→ **What needs to be done**: Could you write out the records below exactly as they appear?

--- BEGIN ---

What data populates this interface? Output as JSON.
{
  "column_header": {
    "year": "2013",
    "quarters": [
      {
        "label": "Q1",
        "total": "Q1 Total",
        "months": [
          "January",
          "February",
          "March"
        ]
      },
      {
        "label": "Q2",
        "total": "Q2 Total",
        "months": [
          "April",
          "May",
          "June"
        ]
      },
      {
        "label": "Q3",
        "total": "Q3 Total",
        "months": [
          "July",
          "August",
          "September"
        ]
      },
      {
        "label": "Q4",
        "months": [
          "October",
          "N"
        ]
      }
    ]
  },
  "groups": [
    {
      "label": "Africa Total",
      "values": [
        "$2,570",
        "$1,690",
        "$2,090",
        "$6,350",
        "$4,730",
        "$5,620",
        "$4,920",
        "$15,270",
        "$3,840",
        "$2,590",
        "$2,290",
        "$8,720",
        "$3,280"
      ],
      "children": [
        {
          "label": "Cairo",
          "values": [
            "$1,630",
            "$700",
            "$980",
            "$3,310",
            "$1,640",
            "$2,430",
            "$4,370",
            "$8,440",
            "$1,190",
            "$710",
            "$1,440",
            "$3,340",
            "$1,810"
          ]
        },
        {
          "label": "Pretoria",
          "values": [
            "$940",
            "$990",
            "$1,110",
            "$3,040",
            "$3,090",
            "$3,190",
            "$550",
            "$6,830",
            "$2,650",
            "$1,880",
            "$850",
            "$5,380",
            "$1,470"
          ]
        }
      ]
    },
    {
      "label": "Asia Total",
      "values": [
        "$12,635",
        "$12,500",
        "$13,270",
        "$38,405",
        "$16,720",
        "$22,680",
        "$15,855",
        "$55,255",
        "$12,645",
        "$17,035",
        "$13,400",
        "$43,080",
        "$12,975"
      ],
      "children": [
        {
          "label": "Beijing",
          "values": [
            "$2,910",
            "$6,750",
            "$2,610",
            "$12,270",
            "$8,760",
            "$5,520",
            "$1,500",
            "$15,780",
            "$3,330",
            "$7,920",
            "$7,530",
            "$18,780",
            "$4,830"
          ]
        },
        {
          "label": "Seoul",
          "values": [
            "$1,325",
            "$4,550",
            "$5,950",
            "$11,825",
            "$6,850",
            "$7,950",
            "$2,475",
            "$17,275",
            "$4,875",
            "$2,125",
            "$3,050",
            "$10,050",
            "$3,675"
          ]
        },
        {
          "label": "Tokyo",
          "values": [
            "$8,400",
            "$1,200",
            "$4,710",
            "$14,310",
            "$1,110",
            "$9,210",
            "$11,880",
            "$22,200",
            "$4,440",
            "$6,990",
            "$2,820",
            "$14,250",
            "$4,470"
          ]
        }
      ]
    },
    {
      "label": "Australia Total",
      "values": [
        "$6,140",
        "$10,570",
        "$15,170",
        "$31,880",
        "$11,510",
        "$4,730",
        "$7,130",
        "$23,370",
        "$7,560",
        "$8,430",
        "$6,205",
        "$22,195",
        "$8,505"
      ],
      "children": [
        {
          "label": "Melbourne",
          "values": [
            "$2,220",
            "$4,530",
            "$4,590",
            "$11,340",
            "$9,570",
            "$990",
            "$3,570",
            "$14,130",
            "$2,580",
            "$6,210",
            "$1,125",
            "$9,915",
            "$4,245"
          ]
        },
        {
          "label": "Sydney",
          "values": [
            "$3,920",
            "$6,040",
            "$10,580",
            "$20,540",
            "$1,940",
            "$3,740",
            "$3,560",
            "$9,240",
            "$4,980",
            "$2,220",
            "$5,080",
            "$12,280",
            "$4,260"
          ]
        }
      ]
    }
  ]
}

--- END ---

→ **Finished answer**:
What data populates this interface? Output as JSON.
{
  "column_header": {
    "year": "2013",
    "quarters": [
      {
        "label": "Q1",
        "total": "Q1 Total",
        "months": [
          "January",
          "February",
          "March"
        ]
      },
      {
        "label": "Q2",
        "total": "Q2 Total",
        "months": [
          "April",
          "May",
          "June"
        ]
      },
      {
        "label": "Q3",
        "total": "Q3 Total",
        "months": [
          "July",
          "August",
          "September"
        ]
      },
      {
        "label": "Q4",
        "months": [
          "October",
          "N"
        ]
      }
    ]
  },
  "groups": [
    {
      "label": "Africa Total",
      "values": [
        "$2,570",
        "$1,690",
        "$2,090",
        "$6,350",
        "$4,730",
        "$5,620",
        "$4,920",
        "$15,270",
        "$3,840",
        "$2,590",
        "$2,290",
        "$8,720",
        "$3,280"
      ],
      "children": [
        {
          "label": "Cairo",
          "values": [
            "$1,630",
            "$700",
            "$980",
            "$3,310",
            "$1,640",
            "$2,430",
            "$4,370",
            "$8,440",
            "$1,190",
            "$710",
            "$1,440",
            "$3,340",
            "$1,810"
          ]
        },
        {
          "label": "Pretoria",
          "values": [
            "$940",
            "$990",
            "$1,110",
            "$3,040",
            "$3,090",
            "$3,190",
            "$550",
            "$6,830",
            "$2,650",
            "$1,880",
            "$850",
            "$5,380",
            "$1,470"
          ]
        }
      ]
    },
    {
      "label": "Asia Total",
      "values": [
        "$12,635",
        "$12,500",
        "$13,270",
        "$38,405",
        "$16,720",
        "$22,680",
        "$15,855",
        "$55,255",
        "$12,645",
        "$17,035",
        "$13,400",
        "$43,080",
        "$12,975"
      ],
      "children": [
        {
          "label": "Beijing",
          "values": [
            "$2,910",
            "$6,750",
            "$2,610",
            "$12,270",
            "$8,760",
            "$5,520",
            "$1,500",
            "$15,780",
            "$3,330",
            "$7,920",
            "$7,530",
            "$18,780",
            "$4,830"
          ]
        },
        {
          "label": "Seoul",
          "values": [
            "$1,325",
            "$4,550",
            "$5,950",
            "$11,825",
            "$6,850",
            "$7,950",
            "$2,475",
            "$17,275",
            "$4,875",
            "$2,125",
            "$3,050",
            "$10,050",
            "$3,675"
          ]
        },
        {
          "label": "Tokyo",
          "values": [
            "$8,400",
            "$1,200",
            "$4,710",
            "$14,310",
            "$1,110",
            "$9,210",
            "$11,880",
            "$22,200",
            "$4,440",
            "$6,990",
            "$2,820",
            "$14,250",
            "$4,470"
          ]
        }
      ]
    },
    {
      "label": "Australia Total",
      "values": [
        "$6,140",
        "$10,570",
        "$15,170",
        "$31,880",
        "$11,510",
        "$4,730",
        "$7,130",
        "$23,370",
        "$7,560",
        "$8,430",
        "$6,205",
        "$22,195",
        "$8,505"
      ],
      "children": [
        {
          "label": "Melbourne",
          "values": [
            "$2,220",
            "$4,530",
            "$4,590",
            "$11,340",
            "$9,570",
            "$990",
            "$3,570",
            "$14,130",
            "$2,580",
            "$6,210",
            "$1,125",
            "$9,915",
            "$4,245"
          ]
        },
        {
          "label": "Sydney",
          "values": [
            "$3,920",
            "$6,040",
            "$10,580",
            "$20,540",
            "$1,940",
            "$3,740",
            "$3,560",
            "$9,240",
            "$4,980",
            "$2,220",
            "$5,080",
            "$12,280",
            "$4,260"
          ]
        }
      ]
    }
  ]
}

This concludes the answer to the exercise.